Data records
(begin)
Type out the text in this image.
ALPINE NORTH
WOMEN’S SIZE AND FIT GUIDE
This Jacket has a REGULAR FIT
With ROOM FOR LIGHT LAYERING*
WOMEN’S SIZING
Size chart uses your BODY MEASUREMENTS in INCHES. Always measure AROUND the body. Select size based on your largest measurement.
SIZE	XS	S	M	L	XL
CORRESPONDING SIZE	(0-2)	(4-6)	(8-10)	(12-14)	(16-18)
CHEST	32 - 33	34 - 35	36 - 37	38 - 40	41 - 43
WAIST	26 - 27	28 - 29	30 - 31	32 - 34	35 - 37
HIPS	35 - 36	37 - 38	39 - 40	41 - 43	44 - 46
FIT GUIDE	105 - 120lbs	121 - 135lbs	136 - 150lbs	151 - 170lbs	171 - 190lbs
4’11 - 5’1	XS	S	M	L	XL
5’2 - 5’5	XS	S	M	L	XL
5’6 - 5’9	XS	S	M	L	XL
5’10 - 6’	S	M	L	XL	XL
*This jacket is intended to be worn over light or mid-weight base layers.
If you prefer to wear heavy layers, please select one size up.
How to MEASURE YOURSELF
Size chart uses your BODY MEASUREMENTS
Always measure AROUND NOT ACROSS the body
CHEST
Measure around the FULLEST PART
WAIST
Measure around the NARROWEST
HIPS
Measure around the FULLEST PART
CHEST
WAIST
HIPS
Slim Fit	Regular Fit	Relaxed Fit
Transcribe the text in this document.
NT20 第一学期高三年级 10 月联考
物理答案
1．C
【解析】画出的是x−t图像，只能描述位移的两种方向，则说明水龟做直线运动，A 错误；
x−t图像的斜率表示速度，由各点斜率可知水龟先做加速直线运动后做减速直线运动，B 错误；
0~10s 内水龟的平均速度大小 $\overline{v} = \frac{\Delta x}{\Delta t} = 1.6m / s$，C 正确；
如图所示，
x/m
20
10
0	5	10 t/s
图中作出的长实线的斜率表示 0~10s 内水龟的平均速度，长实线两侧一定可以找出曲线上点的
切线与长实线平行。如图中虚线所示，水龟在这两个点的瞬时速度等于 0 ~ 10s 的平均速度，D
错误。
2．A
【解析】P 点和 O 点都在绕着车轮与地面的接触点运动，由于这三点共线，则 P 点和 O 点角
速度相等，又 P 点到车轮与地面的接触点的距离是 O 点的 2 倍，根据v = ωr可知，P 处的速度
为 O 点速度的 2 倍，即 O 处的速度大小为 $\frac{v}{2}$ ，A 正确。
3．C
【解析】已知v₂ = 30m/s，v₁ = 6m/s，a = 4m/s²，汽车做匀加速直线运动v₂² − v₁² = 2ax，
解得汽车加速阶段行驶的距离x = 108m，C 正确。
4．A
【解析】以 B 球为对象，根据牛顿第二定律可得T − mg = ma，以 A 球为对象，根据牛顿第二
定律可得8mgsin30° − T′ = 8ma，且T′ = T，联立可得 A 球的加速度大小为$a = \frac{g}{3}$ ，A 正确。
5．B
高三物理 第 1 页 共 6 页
(end)
Write out the material exactly as given.

## Solution for this exercise:
Type out the text in this image.
ALPINE NORTH
WOMEN’S SIZE AND FIT GUIDE
This Jacket has a REGULAR FIT
With ROOM FOR LIGHT LAYERING*
WOMEN’S SIZING
Size chart uses your BODY MEASUREMENTS in INCHES. Always measure AROUND the body. Select size based on your largest measurement.
SIZE	XS	S	M	L	XL
CORRESPONDING SIZE	(0-2)	(4-6)	(8-10)	(12-14)	(16-18)
CHEST	32 - 33	34 - 35	36 - 37	38 - 40	41 - 43
WAIST	26 - 27	28 - 29	30 - 31	32 - 34	35 - 37
HIPS	35 - 36	37 - 38	39 - 40	41 - 43	44 - 46
FIT GUIDE	105 - 120lbs	121 - 135lbs	136 - 150lbs	151 - 170lbs	171 - 190lbs
4’11 - 5’1	XS	S	M	L	XL
5’2 - 5’5	XS	S	M	L	XL
5’6 - 5’9	XS	S	M	L	XL
5’10 - 6’	S	M	L	XL	XL
*This jacket is intended to be worn over light or mid-weight base layers.
If you prefer to wear heavy layers, please select one size up.
How to MEASURE YOURSELF
Size chart uses your BODY MEASUREMENTS
Always measure AROUND NOT ACROSS the body
CHEST
Measure around the FULLEST PART
WAIST
Measure around the NARROWEST
HIPS
Measure around the FULLEST PART
CHEST
WAIST
HIPS
Slim Fit	Regular Fit	Relaxed Fit
Transcribe the text in this document.
NT20 第一学期高三年级 10 月联考
物理答案
1．C
【解析】画出的是x−t图像，只能描述位移的两种方向，则说明水龟做直线运动，A 错误；
x−t图像的斜率表示速度，由各点斜率可知水龟先做加速直线运动后做减速直线运动，B 错误；
0~10s 内水龟的平均速度大小 $\overline{v} = \frac{\Delta x}{\Delta t} = 1.6m / s$，C 正确；
如图所示，
x/m
20
10
0	5	10 t/s
图中作出的长实线的斜率表示 0~10s 内水龟的平均速度，长实线两侧一定可以找出曲线上点的
切线与长实线平行。如图中虚线所示，水龟在这两个点的瞬时速度等于 0 ~ 10s 的平均速度，D
错误。
2．A
【解析】P 点和 O 点都在绕着车轮与地面的接触点运动，由于这三点共线，则 P 点和 O 点角
速度相等，又 P 点到车轮与地面的接触点的距离是 O 点的 2 倍，根据v = ωr可知，P 处的速度
为 O 点速度的 2 倍，即 O 处的速度大小为 $\frac{v}{2}$ ，A 正确。
3．C
【解析】已知v₂ = 30m/s，v₁ = 6m/s，a = 4m/s²，汽车做匀加速直线运动v₂² − v₁² = 2ax，
解得汽车加速阶段行驶的距离x = 108m，C 正确。
4．A
【解析】以 B 球为对象，根据牛顿第二定律可得T − mg = ma，以 A 球为对象，根据牛顿第二
定律可得8mgsin30° − T′ = 8ma，且T′ = T，联立可得 A 球的加速度大小为$a = \frac{g}{3}$ ，A 正确。
5．B
高三物理 第 1 页 共 6 页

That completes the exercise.